Entries from a dataset
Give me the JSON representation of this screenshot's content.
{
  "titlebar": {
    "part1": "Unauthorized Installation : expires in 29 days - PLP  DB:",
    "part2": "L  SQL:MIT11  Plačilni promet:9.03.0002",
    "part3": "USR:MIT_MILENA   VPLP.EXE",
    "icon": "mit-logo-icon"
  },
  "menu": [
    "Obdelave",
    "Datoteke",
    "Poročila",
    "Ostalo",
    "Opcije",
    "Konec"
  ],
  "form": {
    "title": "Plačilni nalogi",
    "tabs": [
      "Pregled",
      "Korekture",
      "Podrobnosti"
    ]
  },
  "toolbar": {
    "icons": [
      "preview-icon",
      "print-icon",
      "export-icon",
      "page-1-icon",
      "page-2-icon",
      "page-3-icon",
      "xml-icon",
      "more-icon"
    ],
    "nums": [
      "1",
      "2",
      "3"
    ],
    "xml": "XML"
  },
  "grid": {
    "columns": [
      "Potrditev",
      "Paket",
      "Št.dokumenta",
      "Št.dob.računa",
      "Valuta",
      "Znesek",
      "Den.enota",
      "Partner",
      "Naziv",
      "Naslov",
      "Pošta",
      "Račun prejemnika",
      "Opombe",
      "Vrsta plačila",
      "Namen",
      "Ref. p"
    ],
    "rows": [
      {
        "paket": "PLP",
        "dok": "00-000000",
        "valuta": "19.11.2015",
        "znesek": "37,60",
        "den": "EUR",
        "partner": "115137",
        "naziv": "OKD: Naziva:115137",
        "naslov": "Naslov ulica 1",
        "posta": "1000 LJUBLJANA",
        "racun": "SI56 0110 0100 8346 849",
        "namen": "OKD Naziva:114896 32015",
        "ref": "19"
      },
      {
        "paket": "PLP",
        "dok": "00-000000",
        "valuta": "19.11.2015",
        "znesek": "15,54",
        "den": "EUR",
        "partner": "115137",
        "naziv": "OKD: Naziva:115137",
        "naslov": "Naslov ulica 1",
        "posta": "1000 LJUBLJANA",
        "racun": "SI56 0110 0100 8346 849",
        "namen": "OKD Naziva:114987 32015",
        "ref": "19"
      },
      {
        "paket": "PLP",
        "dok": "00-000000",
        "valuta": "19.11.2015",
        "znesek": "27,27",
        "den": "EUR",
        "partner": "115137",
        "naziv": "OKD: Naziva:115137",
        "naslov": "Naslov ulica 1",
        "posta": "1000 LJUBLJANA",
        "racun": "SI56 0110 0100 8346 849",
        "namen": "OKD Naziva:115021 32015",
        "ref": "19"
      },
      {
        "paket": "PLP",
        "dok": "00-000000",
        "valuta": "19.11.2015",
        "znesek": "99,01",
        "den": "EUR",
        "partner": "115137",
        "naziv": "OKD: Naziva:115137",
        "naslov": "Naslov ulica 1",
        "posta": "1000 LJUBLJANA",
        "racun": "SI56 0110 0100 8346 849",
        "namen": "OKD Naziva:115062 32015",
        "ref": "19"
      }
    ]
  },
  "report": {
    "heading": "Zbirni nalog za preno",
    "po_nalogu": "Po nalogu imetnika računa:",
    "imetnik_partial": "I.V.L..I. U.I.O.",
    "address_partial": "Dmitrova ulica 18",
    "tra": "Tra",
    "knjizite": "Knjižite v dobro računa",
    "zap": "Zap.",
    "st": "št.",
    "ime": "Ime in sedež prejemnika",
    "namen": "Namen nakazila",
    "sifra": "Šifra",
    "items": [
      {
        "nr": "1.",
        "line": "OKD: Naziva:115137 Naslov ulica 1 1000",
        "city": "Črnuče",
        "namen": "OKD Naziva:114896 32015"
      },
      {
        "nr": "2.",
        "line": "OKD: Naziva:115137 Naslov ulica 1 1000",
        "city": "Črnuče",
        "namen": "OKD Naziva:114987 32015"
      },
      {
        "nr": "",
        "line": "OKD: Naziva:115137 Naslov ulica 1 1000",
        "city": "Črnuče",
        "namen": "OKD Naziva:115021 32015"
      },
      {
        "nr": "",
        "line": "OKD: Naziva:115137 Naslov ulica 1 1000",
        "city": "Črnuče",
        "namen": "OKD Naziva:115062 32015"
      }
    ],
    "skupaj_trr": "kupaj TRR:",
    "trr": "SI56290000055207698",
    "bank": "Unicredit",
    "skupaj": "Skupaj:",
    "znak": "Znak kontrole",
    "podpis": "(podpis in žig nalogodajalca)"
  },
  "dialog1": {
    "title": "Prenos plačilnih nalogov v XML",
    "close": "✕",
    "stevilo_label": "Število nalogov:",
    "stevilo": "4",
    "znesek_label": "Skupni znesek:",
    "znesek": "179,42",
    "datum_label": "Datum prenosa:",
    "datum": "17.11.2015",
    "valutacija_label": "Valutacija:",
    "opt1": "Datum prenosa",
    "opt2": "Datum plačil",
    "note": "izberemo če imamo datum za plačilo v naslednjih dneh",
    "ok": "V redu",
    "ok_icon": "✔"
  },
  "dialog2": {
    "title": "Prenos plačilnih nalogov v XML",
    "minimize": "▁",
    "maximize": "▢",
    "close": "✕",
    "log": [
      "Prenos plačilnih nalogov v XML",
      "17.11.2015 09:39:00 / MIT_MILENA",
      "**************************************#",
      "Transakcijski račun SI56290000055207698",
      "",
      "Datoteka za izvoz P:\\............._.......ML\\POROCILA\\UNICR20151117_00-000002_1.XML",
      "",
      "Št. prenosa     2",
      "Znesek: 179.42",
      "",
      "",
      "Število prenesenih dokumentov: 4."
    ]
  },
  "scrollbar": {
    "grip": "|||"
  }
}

Given task: Give back the whole listing exactly as it reads.

Task result:
Give me the JSON representation of this screenshot's content.
{
  "titlebar": {
    "part1": "Unauthorized Installation : expires in 29 days - PLP  DB:",
    "part2": "L  SQL:MIT11  Plačilni promet:9.03.0002",
    "part3": "USR:MIT_MILENA   VPLP.EXE",
    "icon": "mit-logo-icon"
  },
  "menu": [
    "Obdelave",
    "Datoteke",
    "Poročila",
    "Ostalo",
    "Opcije",
    "Konec"
  ],
  "form": {
    "title": "Plačilni nalogi",
    "tabs": [
      "Pregled",
      "Korekture",
      "Podrobnosti"
    ]
  },
  "toolbar": {
    "icons": [
      "preview-icon",
      "print-icon",
      "export-icon",
      "page-1-icon",
      "page-2-icon",
      "page-3-icon",
      "xml-icon",
      "more-icon"
    ],
    "nums": [
      "1",
      "2",
      "3"
    ],
    "xml": "XML"
  },
  "grid": {
    "columns": [
      "Potrditev",
      "Paket",
      "Št.dokumenta",
      "Št.dob.računa",
      "Valuta",
      "Znesek",
      "Den.enota",
      "Partner",
      "Naziv",
      "Naslov",
      "Pošta",
      "Račun prejemnika",
      "Opombe",
      "Vrsta plačila",
      "Namen",
      "Ref. p"
    ],
    "rows": [
      {
        "paket": "PLP",
        "dok": "00-000000",
        "valuta": "19.11.2015",
        "znesek": "37,60",
        "den": "EUR",
        "partner": "115137",
        "naziv": "OKD: Naziva:115137",
        "naslov": "Naslov ulica 1",
        "posta": "1000 LJUBLJANA",
        "racun": "SI56 0110 0100 8346 849",
        "namen": "OKD Naziva:114896 32015",
        "ref": "19"
      },
      {
        "paket": "PLP",
        "dok": "00-000000",
        "valuta": "19.11.2015",
        "znesek": "15,54",
        "den": "EUR",
        "partner": "115137",
        "naziv": "OKD: Naziva:115137",
        "naslov": "Naslov ulica 1",
        "posta": "1000 LJUBLJANA",
        "racun": "SI56 0110 0100 8346 849",
        "namen": "OKD Naziva:114987 32015",
        "ref": "19"
      },
      {
        "paket": "PLP",
        "dok": "00-000000",
        "valuta": "19.11.2015",
        "znesek": "27,27",
        "den": "EUR",
        "partner": "115137",
        "naziv": "OKD: Naziva:115137",
        "naslov": "Naslov ulica 1",
        "posta": "1000 LJUBLJANA",
        "racun": "SI56 0110 0100 8346 849",
        "namen": "OKD Naziva:115021 32015",
        "ref": "19"
      },
      {
        "paket": "PLP",
        "dok": "00-000000",
        "valuta": "19.11.2015",
        "znesek": "99,01",
        "den": "EUR",
        "partner": "115137",
        "naziv": "OKD: Naziva:115137",
        "naslov": "Naslov ulica 1",
        "posta": "1000 LJUBLJANA",
        "racun": "SI56 0110 0100 8346 849",
        "namen": "OKD Naziva:115062 32015",
        "ref": "19"
      }
    ]
  },
  "report": {
    "heading": "Zbirni nalog za preno",
    "po_nalogu": "Po nalogu imetnika računa:",
    "imetnik_partial": "I.V.L..I. U.I.O.",
    "address_partial": "Dmitrova ulica 18",
    "tra": "Tra",
    "knjizite": "Knjižite v dobro računa",
    "zap": "Zap.",
    "st": "št.",
    "ime": "Ime in sedež prejemnika",
    "namen": "Namen nakazila",
    "sifra": "Šifra",
    "items": [
      {
        "nr": "1.",
        "line": "OKD: Naziva:115137 Naslov ulica 1 1000",
        "city": "Črnuče",
        "namen": "OKD Naziva:114896 32015"
      },
      {
        "nr": "2.",
        "line": "OKD: Naziva:115137 Naslov ulica 1 1000",
        "city": "Črnuče",
        "namen": "OKD Naziva:114987 32015"
      },
      {
        "nr": "",
        "line": "OKD: Naziva:115137 Naslov ulica 1 1000",
        "city": "Črnuče",
        "namen": "OKD Naziva:115021 32015"
      },
      {
        "nr": "",
        "line": "OKD: Naziva:115137 Naslov ulica 1 1000",
        "city": "Črnuče",
        "namen": "OKD Naziva:115062 32015"
      }
    ],
    "skupaj_trr": "kupaj TRR:",
    "trr": "SI56290000055207698",
    "bank": "Unicredit",
    "skupaj": "Skupaj:",
    "znak": "Znak kontrole",
    "podpis": "(podpis in žig nalogodajalca)"
  },
  "dialog1": {
    "title": "Prenos plačilnih nalogov v XML",
    "close": "✕",
    "stevilo_label": "Število nalogov:",
    "stevilo": "4",
    "znesek_label": "Skupni znesek:",
    "znesek": "179,42",
    "datum_label": "Datum prenosa:",
    "datum": "17.11.2015",
    "valutacija_label": "Valutacija:",
    "opt1": "Datum prenosa",
    "opt2": "Datum plačil",
    "note": "izberemo če imamo datum za plačilo v naslednjih dneh",
    "ok": "V redu",
    "ok_icon": "✔"
  },
  "dialog2": {
    "title": "Prenos plačilnih nalogov v XML",
    "minimize": "▁",
    "maximize": "▢",
    "close": "✕",
    "log": [
      "Prenos plačilnih nalogov v XML",
      "17.11.2015 09:39:00 / MIT_MILENA",
      "**************************************#",
      "Transakcijski račun SI56290000055207698",
      "",
      "Datoteka za izvoz P:\\............._.......ML\\POROCILA\\UNICR20151117_00-000002_1.XML",
      "",
      "Št. prenosa     2",
      "Znesek: 179.42",
      "",
      "",
      "Število prenesenih dokumentov: 4."
    ]
  },
  "scrollbar": {
    "grip": "|||"
  }
}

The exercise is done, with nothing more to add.